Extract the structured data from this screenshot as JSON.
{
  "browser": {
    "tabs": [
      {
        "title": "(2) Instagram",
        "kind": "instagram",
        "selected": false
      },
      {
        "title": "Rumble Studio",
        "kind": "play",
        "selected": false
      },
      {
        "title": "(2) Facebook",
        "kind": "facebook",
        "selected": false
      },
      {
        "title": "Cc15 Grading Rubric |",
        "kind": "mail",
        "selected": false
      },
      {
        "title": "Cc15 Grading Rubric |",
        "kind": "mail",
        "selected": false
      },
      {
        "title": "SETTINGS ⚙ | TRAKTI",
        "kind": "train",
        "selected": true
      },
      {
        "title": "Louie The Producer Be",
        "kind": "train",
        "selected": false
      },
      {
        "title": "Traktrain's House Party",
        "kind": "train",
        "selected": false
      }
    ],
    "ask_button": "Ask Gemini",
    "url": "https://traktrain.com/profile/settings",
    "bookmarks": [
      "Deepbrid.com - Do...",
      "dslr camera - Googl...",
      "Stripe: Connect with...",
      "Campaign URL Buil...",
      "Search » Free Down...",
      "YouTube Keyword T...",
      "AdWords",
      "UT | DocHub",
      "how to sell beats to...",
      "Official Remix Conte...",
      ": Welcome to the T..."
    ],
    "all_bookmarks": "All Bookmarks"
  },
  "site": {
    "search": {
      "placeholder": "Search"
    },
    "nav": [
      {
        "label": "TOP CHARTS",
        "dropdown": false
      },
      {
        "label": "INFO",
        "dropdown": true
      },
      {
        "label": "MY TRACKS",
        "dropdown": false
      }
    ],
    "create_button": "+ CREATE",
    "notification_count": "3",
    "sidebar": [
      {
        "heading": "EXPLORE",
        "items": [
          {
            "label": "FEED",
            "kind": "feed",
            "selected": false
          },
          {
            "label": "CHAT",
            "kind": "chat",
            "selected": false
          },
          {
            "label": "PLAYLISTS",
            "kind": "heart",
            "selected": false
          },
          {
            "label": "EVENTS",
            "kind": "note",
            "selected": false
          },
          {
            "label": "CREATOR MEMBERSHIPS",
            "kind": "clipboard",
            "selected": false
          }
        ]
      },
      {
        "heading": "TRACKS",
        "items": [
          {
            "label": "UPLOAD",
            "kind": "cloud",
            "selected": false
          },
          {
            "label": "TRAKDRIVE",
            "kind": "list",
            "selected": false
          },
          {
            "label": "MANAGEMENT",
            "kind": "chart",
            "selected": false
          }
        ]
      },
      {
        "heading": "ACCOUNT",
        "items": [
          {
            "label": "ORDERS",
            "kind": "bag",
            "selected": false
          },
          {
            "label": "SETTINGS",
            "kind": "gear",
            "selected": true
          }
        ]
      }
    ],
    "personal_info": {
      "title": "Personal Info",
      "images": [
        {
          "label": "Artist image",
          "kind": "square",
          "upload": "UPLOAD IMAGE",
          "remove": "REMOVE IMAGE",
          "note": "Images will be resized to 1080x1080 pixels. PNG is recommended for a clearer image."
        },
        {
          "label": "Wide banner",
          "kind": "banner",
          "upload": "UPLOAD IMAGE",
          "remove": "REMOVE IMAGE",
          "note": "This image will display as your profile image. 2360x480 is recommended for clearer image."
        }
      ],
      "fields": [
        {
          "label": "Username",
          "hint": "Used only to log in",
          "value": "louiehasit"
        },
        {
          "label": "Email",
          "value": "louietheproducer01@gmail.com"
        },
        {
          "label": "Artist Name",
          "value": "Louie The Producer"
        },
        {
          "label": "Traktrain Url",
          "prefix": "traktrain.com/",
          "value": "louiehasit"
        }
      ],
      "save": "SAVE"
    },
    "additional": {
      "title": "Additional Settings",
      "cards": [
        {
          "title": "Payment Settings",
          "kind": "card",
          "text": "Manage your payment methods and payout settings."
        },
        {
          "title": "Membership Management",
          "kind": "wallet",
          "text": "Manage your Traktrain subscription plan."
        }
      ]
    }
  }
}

— Set task —
Look through the data above. Find each line with the string "will" and copy it.

— Worked answer —
          "note": "Images will be resized to 1080x1080 pixels. PNG is recommended for a clearer image."
          "note": "This image will display as your profile image. 2360x480 is recommended for clearer image."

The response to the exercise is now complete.